__DO THIS__. Copy every line that holds "près".

Stored entries:
>> begin

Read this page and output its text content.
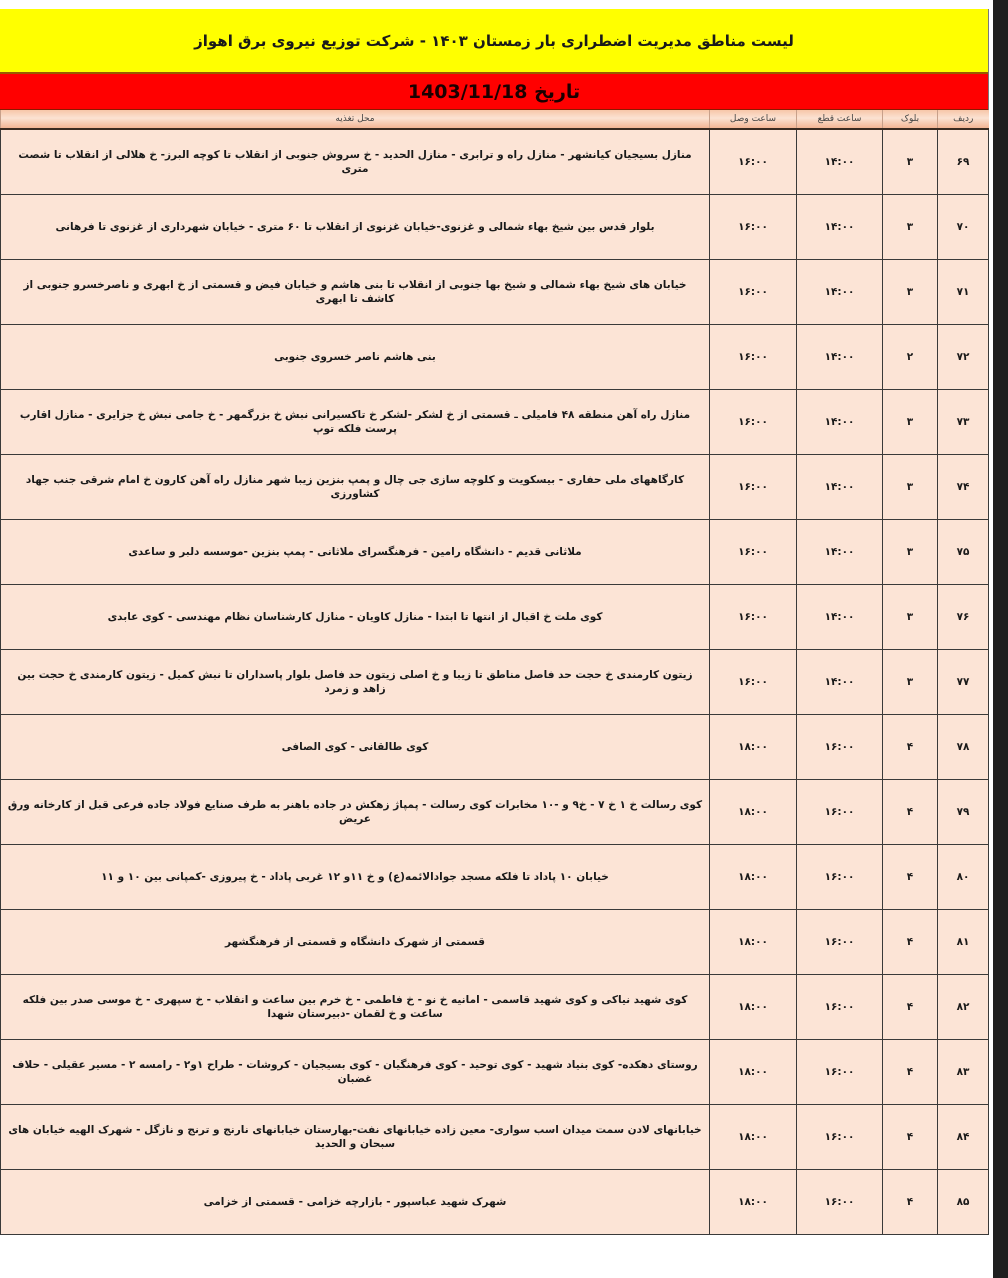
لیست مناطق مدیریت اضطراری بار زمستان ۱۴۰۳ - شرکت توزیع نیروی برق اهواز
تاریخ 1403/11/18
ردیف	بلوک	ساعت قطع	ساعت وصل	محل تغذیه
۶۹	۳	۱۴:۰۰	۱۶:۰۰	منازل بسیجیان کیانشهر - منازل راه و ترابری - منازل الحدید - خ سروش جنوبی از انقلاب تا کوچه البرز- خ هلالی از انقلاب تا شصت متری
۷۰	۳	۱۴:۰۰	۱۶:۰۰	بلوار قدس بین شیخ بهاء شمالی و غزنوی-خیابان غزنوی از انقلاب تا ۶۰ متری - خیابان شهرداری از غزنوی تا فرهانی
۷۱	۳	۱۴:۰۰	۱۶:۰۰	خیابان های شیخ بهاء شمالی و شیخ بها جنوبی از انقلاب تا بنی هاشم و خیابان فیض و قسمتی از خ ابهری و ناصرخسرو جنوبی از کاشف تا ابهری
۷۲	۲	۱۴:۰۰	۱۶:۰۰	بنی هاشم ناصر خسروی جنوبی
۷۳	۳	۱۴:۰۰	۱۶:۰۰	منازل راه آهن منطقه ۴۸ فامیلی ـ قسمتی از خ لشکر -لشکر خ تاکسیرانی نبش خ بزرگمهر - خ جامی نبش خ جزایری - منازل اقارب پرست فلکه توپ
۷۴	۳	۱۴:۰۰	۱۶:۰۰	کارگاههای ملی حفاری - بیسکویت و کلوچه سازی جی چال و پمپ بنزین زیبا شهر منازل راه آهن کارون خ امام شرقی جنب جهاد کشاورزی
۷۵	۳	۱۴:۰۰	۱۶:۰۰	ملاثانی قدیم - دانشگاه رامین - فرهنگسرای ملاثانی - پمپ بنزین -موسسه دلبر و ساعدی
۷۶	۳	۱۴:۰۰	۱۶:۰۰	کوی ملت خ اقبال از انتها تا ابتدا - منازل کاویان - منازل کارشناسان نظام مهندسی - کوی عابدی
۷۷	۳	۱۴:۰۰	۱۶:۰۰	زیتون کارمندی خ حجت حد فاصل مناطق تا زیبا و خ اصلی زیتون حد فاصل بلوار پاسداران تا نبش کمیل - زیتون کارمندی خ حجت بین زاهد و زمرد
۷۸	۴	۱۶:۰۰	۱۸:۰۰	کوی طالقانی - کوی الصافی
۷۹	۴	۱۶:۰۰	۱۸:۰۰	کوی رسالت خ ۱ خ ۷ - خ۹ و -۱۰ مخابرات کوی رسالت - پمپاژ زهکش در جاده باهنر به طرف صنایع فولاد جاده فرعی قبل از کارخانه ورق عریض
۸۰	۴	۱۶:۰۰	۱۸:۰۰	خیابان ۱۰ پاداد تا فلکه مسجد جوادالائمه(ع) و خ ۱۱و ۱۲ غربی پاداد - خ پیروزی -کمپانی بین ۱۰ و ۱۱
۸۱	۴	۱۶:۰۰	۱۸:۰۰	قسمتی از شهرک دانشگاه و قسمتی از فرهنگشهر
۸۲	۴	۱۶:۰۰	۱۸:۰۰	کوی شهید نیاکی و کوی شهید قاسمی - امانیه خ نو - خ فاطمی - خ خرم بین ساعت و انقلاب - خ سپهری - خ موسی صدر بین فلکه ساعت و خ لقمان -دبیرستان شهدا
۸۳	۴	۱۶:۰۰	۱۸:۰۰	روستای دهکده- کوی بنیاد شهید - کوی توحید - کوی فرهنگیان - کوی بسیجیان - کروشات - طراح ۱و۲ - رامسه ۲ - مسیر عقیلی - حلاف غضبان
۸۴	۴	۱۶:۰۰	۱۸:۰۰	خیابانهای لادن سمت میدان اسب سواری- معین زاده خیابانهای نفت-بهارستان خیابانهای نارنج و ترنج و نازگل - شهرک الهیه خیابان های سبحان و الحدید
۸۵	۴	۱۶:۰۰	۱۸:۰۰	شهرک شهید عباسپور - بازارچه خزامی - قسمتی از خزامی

>> end
>> begin

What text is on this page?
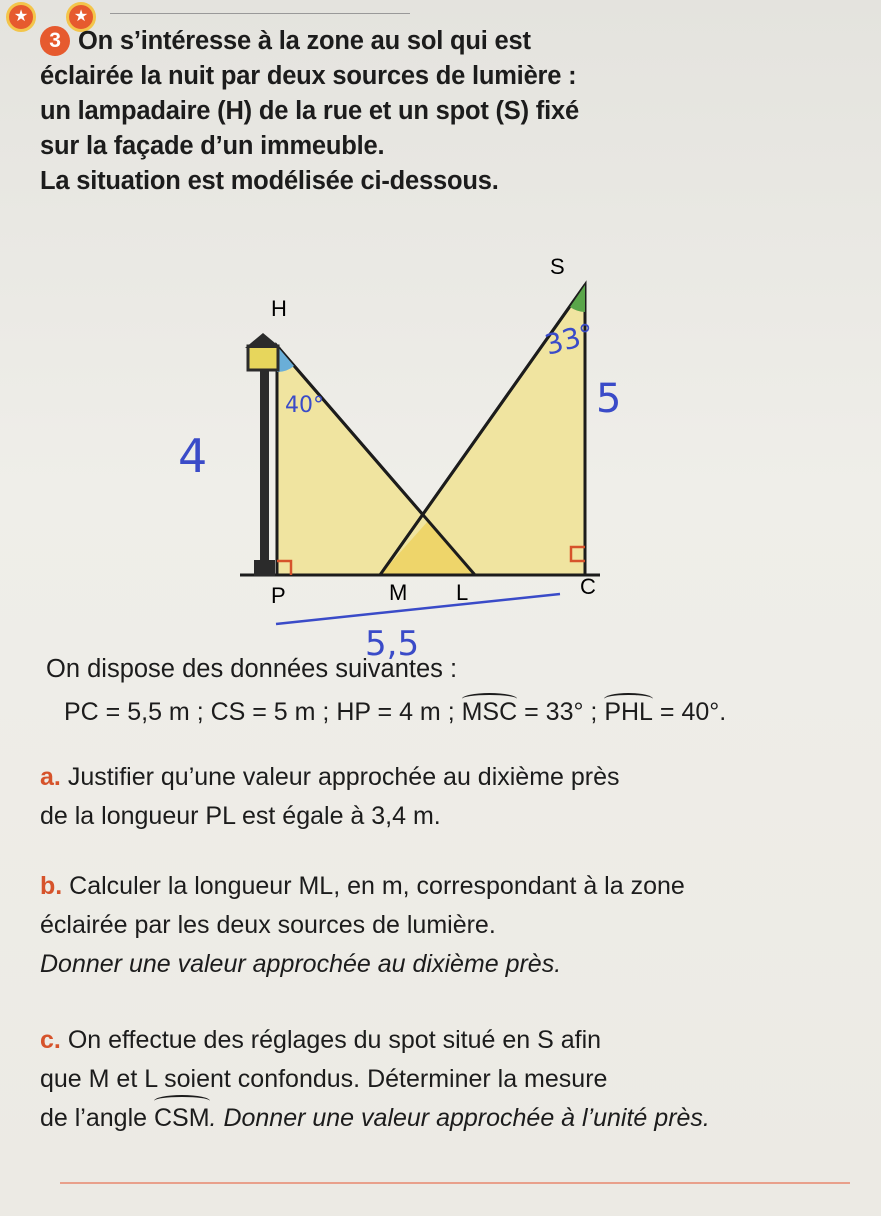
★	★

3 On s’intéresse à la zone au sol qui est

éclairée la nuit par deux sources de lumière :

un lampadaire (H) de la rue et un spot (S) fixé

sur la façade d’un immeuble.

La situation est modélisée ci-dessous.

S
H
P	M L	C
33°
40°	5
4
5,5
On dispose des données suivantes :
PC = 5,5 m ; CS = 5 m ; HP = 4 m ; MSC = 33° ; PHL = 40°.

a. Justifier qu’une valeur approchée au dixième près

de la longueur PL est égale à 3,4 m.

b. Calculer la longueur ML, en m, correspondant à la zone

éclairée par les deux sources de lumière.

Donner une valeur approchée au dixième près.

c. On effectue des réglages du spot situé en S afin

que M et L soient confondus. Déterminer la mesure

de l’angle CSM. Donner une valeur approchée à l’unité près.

>> end

__EXERCISE OUTPUT__.
a. Justifier qu’une valeur approchée au dixième près
Donner une valeur approchée au dixième près.
de l’angle CSM. Donner une valeur approchée à l’unité près.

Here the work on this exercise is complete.